Items listed in a dataset:
━━━━━━━━━━━━━━━━

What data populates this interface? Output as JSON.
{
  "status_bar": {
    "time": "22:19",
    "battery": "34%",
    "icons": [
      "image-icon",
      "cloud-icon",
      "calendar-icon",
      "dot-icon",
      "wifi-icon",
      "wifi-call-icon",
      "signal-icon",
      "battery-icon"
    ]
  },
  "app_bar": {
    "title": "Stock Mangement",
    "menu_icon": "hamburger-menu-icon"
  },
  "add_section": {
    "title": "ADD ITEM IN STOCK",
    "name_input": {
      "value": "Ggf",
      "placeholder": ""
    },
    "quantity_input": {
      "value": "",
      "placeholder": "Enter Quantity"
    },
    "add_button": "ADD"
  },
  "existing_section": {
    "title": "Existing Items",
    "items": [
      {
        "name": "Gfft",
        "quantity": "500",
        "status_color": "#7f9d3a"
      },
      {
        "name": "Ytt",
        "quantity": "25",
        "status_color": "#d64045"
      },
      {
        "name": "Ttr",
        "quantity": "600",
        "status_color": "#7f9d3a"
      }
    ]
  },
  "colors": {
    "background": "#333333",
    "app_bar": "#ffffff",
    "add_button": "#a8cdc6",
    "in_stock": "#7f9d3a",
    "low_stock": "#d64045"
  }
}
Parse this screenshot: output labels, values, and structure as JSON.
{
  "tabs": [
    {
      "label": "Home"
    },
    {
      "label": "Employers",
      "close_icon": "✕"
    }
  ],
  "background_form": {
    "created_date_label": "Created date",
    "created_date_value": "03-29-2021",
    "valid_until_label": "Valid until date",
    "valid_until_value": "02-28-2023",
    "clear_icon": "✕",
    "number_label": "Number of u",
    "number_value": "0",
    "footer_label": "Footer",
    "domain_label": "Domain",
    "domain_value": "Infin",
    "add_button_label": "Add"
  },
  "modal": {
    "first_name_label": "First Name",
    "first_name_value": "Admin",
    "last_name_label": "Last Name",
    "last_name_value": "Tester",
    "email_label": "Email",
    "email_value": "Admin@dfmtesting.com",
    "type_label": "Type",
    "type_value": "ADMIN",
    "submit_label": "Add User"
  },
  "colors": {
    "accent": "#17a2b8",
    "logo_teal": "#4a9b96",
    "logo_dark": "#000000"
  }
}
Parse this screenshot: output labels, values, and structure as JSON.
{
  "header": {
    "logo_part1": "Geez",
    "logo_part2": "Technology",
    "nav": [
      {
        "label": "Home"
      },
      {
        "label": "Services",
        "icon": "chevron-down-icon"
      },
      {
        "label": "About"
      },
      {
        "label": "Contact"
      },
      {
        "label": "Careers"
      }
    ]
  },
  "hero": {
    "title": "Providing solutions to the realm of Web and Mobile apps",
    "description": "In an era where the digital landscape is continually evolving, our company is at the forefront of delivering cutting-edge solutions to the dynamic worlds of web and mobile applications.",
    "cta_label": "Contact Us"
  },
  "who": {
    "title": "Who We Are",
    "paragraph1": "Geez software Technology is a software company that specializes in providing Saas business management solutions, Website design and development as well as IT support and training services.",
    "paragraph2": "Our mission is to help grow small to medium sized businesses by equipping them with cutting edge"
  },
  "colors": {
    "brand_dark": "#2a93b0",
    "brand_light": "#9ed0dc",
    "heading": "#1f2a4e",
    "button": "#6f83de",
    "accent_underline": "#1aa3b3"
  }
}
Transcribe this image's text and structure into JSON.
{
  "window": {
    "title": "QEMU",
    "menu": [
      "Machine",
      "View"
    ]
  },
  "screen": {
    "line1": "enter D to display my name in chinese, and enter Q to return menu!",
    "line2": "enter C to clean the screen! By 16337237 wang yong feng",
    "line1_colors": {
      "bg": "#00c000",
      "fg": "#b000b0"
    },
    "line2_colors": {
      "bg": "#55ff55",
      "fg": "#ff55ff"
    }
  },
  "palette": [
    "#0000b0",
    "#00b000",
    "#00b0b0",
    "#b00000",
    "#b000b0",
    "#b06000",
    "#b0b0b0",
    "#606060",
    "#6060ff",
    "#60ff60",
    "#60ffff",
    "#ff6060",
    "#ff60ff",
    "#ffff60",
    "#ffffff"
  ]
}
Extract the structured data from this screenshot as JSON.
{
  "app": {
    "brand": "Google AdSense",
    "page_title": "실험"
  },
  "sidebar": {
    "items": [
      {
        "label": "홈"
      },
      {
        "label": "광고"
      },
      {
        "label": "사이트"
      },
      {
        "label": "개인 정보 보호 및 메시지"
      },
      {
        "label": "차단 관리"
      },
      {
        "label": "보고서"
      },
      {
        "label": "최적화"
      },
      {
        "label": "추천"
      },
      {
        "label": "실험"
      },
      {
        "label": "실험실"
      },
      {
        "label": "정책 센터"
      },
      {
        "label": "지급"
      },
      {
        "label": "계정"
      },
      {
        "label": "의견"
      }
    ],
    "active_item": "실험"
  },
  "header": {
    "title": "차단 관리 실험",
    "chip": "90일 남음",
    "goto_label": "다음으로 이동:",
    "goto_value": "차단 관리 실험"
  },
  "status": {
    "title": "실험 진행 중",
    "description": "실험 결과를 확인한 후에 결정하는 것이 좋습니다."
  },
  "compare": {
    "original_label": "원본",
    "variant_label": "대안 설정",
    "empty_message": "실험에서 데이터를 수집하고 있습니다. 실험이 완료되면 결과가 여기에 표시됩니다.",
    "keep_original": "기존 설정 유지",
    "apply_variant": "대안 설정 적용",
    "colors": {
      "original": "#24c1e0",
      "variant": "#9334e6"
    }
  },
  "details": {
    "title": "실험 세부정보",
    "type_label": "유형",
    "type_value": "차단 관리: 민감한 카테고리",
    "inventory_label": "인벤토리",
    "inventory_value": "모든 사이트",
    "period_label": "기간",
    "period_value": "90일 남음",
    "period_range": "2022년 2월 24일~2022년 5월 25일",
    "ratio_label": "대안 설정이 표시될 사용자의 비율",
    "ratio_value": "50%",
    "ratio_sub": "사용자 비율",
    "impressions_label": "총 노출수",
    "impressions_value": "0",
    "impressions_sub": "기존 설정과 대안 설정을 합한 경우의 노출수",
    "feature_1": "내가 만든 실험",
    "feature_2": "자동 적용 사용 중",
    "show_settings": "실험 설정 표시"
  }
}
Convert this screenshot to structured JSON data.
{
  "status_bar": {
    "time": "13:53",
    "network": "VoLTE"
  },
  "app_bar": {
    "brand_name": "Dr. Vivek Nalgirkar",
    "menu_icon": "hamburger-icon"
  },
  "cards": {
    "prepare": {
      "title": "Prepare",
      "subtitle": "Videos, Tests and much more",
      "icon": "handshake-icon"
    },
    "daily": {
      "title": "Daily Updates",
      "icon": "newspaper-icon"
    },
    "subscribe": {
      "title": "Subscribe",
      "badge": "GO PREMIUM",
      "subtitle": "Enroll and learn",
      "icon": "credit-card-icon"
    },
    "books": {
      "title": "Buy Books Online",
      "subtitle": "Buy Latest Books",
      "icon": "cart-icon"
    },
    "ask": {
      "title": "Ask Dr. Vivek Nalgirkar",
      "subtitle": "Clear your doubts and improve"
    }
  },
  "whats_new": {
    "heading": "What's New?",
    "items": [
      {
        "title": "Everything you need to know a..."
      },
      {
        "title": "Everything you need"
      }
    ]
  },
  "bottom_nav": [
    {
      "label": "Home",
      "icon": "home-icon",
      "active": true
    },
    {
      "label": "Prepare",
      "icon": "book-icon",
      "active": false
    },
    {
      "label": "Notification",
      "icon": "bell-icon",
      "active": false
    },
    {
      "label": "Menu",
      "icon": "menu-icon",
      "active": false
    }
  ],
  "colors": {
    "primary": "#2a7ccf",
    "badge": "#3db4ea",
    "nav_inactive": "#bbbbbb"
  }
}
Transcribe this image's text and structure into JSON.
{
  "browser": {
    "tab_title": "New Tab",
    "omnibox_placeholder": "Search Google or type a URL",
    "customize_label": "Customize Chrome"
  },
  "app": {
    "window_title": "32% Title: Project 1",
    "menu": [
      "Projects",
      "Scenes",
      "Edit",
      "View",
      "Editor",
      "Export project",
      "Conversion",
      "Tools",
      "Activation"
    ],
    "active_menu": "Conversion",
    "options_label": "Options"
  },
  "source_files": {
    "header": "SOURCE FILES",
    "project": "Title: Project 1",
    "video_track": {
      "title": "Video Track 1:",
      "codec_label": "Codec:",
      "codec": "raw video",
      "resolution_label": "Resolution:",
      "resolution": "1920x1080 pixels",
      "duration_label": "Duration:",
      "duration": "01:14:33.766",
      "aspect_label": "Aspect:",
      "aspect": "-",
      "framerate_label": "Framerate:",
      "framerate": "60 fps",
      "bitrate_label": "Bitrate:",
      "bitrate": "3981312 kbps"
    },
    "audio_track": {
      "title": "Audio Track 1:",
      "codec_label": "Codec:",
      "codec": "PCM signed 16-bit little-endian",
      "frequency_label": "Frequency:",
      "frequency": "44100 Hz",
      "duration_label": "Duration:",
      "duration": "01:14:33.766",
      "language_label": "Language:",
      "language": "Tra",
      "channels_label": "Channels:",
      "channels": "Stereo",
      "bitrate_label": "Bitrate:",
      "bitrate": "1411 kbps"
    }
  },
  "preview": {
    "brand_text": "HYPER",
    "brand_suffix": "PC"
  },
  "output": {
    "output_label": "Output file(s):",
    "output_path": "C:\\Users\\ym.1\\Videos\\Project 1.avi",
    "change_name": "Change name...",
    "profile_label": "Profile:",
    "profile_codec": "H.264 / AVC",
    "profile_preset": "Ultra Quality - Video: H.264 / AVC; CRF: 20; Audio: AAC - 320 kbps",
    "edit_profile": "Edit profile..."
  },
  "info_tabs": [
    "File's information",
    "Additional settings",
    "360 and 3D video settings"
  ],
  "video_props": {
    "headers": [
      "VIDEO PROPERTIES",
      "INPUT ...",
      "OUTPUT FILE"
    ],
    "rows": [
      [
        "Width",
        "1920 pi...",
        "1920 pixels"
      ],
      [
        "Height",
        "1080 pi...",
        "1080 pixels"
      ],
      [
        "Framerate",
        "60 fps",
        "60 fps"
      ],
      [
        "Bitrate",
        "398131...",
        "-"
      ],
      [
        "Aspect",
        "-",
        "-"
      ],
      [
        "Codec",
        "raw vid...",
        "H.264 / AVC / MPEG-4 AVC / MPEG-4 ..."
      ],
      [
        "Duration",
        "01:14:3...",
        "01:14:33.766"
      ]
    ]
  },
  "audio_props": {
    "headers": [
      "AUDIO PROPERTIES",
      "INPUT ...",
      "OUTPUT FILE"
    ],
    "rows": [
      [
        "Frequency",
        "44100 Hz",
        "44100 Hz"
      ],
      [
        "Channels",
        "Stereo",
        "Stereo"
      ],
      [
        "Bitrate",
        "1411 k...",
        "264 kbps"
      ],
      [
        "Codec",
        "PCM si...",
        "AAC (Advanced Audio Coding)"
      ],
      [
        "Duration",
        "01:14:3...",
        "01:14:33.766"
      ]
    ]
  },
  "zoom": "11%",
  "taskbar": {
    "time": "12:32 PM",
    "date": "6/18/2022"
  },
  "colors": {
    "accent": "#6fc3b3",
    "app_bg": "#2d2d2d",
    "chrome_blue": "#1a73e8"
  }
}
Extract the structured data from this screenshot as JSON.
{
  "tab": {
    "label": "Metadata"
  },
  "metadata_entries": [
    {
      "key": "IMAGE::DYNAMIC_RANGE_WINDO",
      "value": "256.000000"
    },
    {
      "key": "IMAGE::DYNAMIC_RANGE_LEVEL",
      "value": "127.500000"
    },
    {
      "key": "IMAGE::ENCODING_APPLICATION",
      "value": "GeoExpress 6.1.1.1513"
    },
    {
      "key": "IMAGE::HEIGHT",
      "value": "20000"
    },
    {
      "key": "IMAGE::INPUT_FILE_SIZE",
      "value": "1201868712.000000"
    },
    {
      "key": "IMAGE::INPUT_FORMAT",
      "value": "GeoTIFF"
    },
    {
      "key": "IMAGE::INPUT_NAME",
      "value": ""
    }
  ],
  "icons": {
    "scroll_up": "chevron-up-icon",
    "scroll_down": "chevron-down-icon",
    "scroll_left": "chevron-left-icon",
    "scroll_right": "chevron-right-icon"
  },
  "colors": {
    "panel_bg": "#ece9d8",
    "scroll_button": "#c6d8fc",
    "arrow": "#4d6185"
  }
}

━━━━━━━━━━━━━━━━

Find every line that includes the string "Nalgirkar". Report how many there are and nothing else.

Answer in full: 2